**What is being asked**
Copy every record below exactly as it appears.

Stored records
=== Section Start ===

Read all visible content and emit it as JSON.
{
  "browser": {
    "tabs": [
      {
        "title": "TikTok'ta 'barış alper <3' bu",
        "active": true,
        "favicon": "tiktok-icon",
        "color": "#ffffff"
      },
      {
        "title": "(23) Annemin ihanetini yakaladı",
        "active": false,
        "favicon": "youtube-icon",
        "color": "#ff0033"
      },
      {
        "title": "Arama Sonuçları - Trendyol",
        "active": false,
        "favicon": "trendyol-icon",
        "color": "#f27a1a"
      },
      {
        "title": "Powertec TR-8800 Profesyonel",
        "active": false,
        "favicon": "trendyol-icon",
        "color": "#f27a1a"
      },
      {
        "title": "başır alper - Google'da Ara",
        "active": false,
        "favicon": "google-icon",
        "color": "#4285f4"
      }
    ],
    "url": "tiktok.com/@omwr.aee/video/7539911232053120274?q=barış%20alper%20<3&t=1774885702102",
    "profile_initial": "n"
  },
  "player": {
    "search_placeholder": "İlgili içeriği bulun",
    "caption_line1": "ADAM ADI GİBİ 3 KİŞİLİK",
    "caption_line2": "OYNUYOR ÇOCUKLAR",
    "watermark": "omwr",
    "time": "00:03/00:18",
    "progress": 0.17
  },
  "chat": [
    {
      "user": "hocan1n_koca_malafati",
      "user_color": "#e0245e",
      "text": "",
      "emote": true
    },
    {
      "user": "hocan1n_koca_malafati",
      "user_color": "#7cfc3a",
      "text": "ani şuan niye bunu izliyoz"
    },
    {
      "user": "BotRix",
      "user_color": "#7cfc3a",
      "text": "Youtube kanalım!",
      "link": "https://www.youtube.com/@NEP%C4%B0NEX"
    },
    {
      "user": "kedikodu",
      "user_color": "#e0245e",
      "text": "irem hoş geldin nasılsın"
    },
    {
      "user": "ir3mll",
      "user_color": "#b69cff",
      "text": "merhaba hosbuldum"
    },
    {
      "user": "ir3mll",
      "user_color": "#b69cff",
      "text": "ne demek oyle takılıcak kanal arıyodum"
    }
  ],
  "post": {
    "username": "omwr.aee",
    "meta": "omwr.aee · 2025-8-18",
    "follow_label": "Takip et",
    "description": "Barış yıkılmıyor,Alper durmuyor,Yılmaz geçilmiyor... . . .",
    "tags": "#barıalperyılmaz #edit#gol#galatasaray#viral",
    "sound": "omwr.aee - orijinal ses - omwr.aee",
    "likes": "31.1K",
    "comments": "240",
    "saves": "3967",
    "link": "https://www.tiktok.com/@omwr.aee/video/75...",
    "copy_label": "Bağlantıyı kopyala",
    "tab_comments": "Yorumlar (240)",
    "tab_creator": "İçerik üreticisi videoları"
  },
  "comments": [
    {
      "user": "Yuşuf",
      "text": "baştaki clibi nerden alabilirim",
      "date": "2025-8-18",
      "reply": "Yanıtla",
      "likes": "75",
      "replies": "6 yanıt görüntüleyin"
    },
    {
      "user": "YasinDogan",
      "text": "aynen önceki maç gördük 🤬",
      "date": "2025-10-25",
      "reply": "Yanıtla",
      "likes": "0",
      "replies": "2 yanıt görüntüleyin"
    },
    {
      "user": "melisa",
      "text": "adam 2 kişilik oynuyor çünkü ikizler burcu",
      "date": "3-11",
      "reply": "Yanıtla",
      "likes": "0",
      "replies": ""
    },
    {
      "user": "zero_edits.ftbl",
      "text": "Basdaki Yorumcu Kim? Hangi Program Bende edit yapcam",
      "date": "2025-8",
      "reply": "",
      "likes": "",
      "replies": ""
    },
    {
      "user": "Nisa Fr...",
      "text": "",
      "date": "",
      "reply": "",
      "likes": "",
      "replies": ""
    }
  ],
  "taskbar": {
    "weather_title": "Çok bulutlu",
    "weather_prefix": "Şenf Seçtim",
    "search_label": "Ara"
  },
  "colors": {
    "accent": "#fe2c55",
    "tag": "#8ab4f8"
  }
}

=== Section End ===

**Result**
Read all visible content and emit it as JSON.
{
  "browser": {
    "tabs": [
      {
        "title": "TikTok'ta 'barış alper <3' bu",
        "active": true,
        "favicon": "tiktok-icon",
        "color": "#ffffff"
      },
      {
        "title": "(23) Annemin ihanetini yakaladı",
        "active": false,
        "favicon": "youtube-icon",
        "color": "#ff0033"
      },
      {
        "title": "Arama Sonuçları - Trendyol",
        "active": false,
        "favicon": "trendyol-icon",
        "color": "#f27a1a"
      },
      {
        "title": "Powertec TR-8800 Profesyonel",
        "active": false,
        "favicon": "trendyol-icon",
        "color": "#f27a1a"
      },
      {
        "title": "başır alper - Google'da Ara",
        "active": false,
        "favicon": "google-icon",
        "color": "#4285f4"
      }
    ],
    "url": "tiktok.com/@omwr.aee/video/7539911232053120274?q=barış%20alper%20<3&t=1774885702102",
    "profile_initial": "n"
  },
  "player": {
    "search_placeholder": "İlgili içeriği bulun",
    "caption_line1": "ADAM ADI GİBİ 3 KİŞİLİK",
    "caption_line2": "OYNUYOR ÇOCUKLAR",
    "watermark": "omwr",
    "time": "00:03/00:18",
    "progress": 0.17
  },
  "chat": [
    {
      "user": "hocan1n_koca_malafati",
      "user_color": "#e0245e",
      "text": "",
      "emote": true
    },
    {
      "user": "hocan1n_koca_malafati",
      "user_color": "#7cfc3a",
      "text": "ani şuan niye bunu izliyoz"
    },
    {
      "user": "BotRix",
      "user_color": "#7cfc3a",
      "text": "Youtube kanalım!",
      "link": "https://www.youtube.com/@NEP%C4%B0NEX"
    },
    {
      "user": "kedikodu",
      "user_color": "#e0245e",
      "text": "irem hoş geldin nasılsın"
    },
    {
      "user": "ir3mll",
      "user_color": "#b69cff",
      "text": "merhaba hosbuldum"
    },
    {
      "user": "ir3mll",
      "user_color": "#b69cff",
      "text": "ne demek oyle takılıcak kanal arıyodum"
    }
  ],
  "post": {
    "username": "omwr.aee",
    "meta": "omwr.aee · 2025-8-18",
    "follow_label": "Takip et",
    "description": "Barış yıkılmıyor,Alper durmuyor,Yılmaz geçilmiyor... . . .",
    "tags": "#barıalperyılmaz #edit#gol#galatasaray#viral",
    "sound": "omwr.aee - orijinal ses - omwr.aee",
    "likes": "31.1K",
    "comments": "240",
    "saves": "3967",
    "link": "https://www.tiktok.com/@omwr.aee/video/75...",
    "copy_label": "Bağlantıyı kopyala",
    "tab_comments": "Yorumlar (240)",
    "tab_creator": "İçerik üreticisi videoları"
  },
  "comments": [
    {
      "user": "Yuşuf",
      "text": "baştaki clibi nerden alabilirim",
      "date": "2025-8-18",
      "reply": "Yanıtla",
      "likes": "75",
      "replies": "6 yanıt görüntüleyin"
    },
    {
      "user": "YasinDogan",
      "text": "aynen önceki maç gördük 🤬",
      "date": "2025-10-25",
      "reply": "Yanıtla",
      "likes": "0",
      "replies": "2 yanıt görüntüleyin"
    },
    {
      "user": "melisa",
      "text": "adam 2 kişilik oynuyor çünkü ikizler burcu",
      "date": "3-11",
      "reply": "Yanıtla",
      "likes": "0",
      "replies": ""
    },
    {
      "user": "zero_edits.ftbl",
      "text": "Basdaki Yorumcu Kim? Hangi Program Bende edit yapcam",
      "date": "2025-8",
      "reply": "",
      "likes": "",
      "replies": ""
    },
    {
      "user": "Nisa Fr...",
      "text": "",
      "date": "",
      "reply": "",
      "likes": "",
      "replies": ""
    }
  ],
  "taskbar": {
    "weather_title": "Çok bulutlu",
    "weather_prefix": "Şenf Seçtim",
    "search_label": "Ara"
  },
  "colors": {
    "accent": "#fe2c55",
    "tag": "#8ab4f8"
  }
}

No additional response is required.